• [What you need to do] Output only the count of lines that contain "перевода".

• [Data records]
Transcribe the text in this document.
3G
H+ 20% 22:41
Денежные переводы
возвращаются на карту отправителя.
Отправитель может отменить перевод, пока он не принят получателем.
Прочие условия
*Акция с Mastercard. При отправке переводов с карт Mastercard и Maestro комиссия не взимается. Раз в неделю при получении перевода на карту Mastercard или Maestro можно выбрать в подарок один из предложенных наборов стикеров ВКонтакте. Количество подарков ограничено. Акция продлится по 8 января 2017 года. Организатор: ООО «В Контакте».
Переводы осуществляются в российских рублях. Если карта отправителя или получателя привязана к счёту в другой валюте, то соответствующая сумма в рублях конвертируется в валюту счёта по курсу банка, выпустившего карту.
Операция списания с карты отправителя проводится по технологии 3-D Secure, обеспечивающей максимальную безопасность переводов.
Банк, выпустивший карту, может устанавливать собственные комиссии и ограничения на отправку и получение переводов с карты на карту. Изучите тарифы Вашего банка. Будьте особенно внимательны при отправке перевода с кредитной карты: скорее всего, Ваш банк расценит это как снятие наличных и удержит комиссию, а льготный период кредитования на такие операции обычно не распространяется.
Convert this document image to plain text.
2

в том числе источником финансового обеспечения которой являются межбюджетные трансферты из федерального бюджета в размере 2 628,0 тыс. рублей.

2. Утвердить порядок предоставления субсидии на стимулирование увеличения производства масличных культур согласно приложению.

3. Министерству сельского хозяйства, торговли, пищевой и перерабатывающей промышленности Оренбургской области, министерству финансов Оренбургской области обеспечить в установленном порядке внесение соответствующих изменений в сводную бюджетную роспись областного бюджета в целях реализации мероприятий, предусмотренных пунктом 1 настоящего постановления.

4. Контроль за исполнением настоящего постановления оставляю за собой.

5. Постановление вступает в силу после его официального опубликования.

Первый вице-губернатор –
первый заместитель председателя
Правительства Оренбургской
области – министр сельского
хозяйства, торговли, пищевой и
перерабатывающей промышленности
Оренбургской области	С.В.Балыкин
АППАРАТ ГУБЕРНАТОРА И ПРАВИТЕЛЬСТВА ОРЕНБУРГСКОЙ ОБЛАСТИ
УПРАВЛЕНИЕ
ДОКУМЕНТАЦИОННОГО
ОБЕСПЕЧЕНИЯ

• [Solved problem] 2